Your instructions:
Gather up the lines with the word "data" in them.

══════════════════════════════

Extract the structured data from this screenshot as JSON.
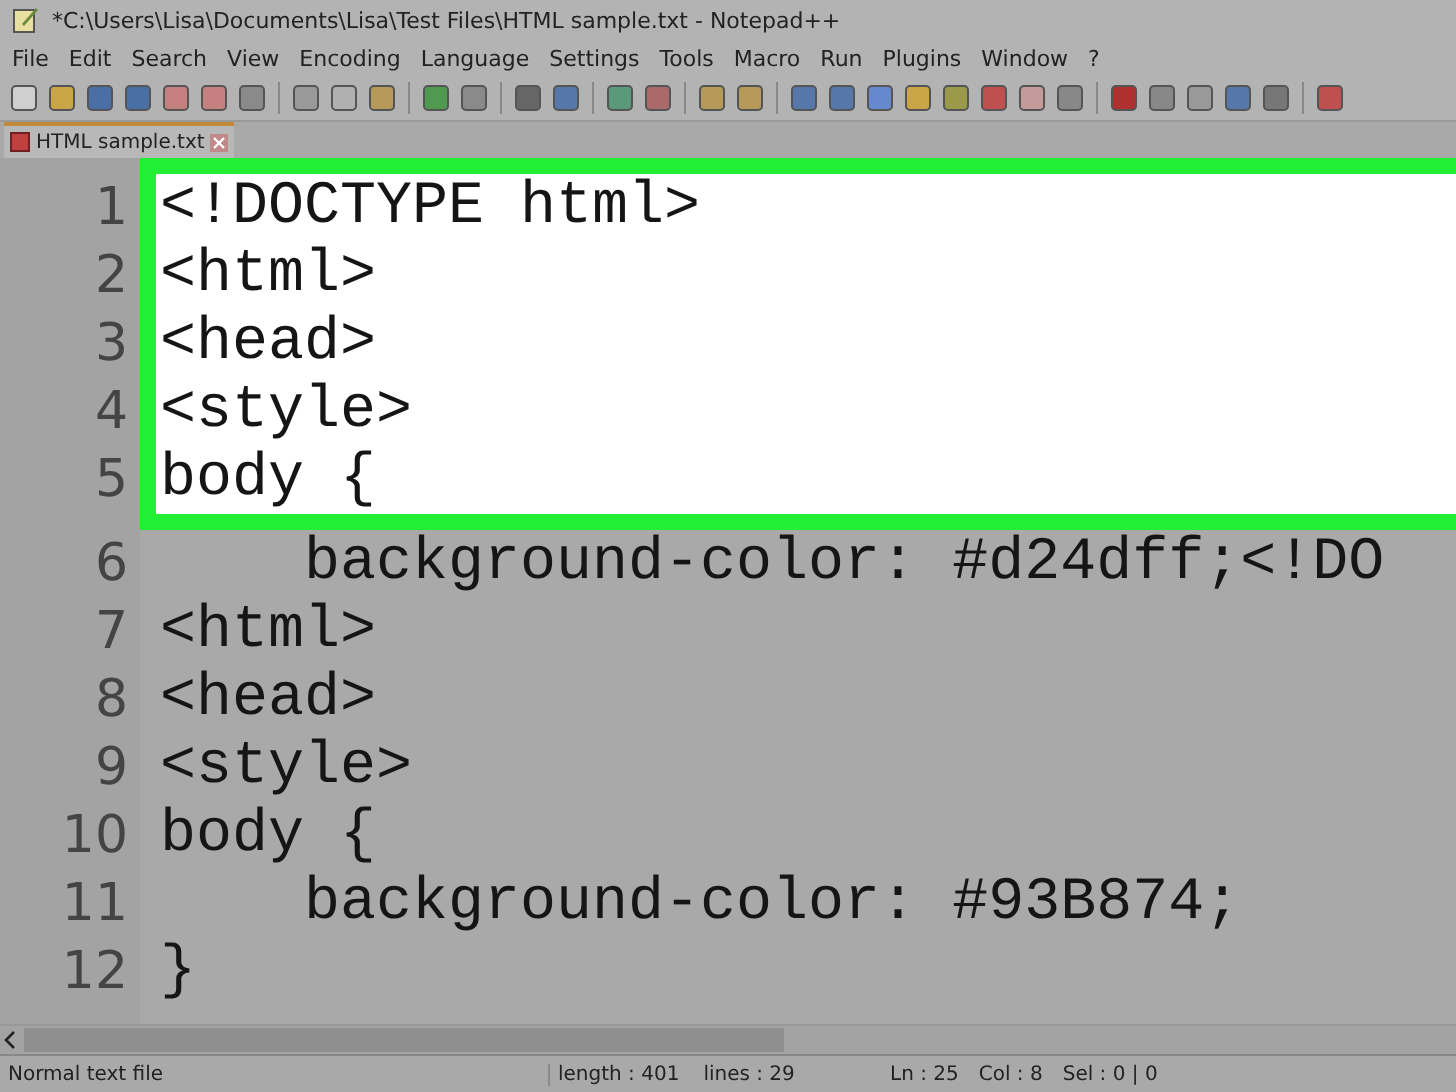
{
  "window": {
    "title": "*C:\\Users\\Lisa\\Documents\\Lisa\\Test Files\\HTML sample.txt - Notepad++"
  },
  "menu": [
    {
      "label": "File"
    },
    {
      "label": "Edit"
    },
    {
      "label": "Search"
    },
    {
      "label": "View"
    },
    {
      "label": "Encoding"
    },
    {
      "label": "Language"
    },
    {
      "label": "Settings"
    },
    {
      "label": "Tools"
    },
    {
      "label": "Macro"
    },
    {
      "label": "Run"
    },
    {
      "label": "Plugins"
    },
    {
      "label": "Window"
    },
    {
      "label": "?"
    }
  ],
  "tabs": [
    {
      "label": "HTML sample.txt",
      "selected": true
    }
  ],
  "editor": {
    "lines": [
      {
        "number": "1",
        "text": "<!DOCTYPE html>",
        "highlighted": true
      },
      {
        "number": "2",
        "text": "<html>",
        "highlighted": true
      },
      {
        "number": "3",
        "text": "<head>",
        "highlighted": true
      },
      {
        "number": "4",
        "text": "<style>",
        "highlighted": true
      },
      {
        "number": "5",
        "text": "body {",
        "highlighted": true
      },
      {
        "number": "6",
        "text": "    background-color: #d24dff;<!DO",
        "highlighted": false
      },
      {
        "number": "7",
        "text": "<html>",
        "highlighted": false
      },
      {
        "number": "8",
        "text": "<head>",
        "highlighted": false
      },
      {
        "number": "9",
        "text": "<style>",
        "highlighted": false
      },
      {
        "number": "10",
        "text": "body {",
        "highlighted": false
      },
      {
        "number": "11",
        "text": "    background-color: #93B874;",
        "highlighted": false
      },
      {
        "number": "12",
        "text": "}",
        "highlighted": false
      }
    ]
  },
  "status_bar": {
    "file_type": "Normal text file",
    "length": "length : 401",
    "lines": "lines : 29",
    "ln": "Ln : 25",
    "col": "Col : 8",
    "sel": "Sel : 0 | 0"
  }
}
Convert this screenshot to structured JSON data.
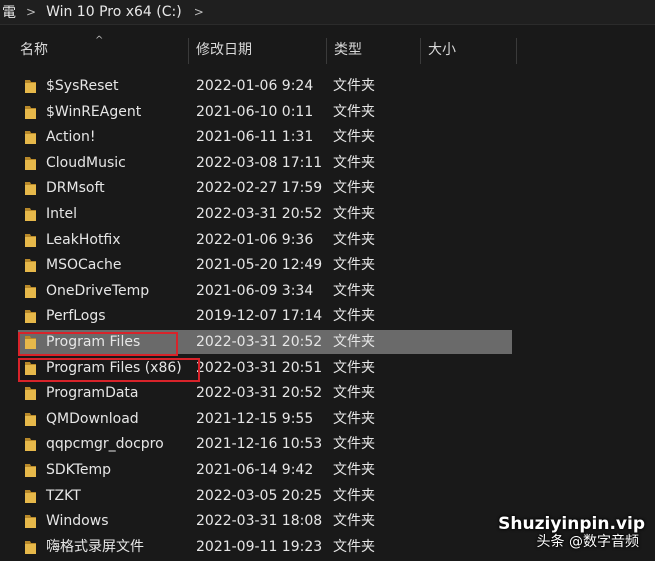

══════════════════════════════

Full response:
Extract the structured data from this screenshot as JSON.
Convert this screenshot to structured JSON data.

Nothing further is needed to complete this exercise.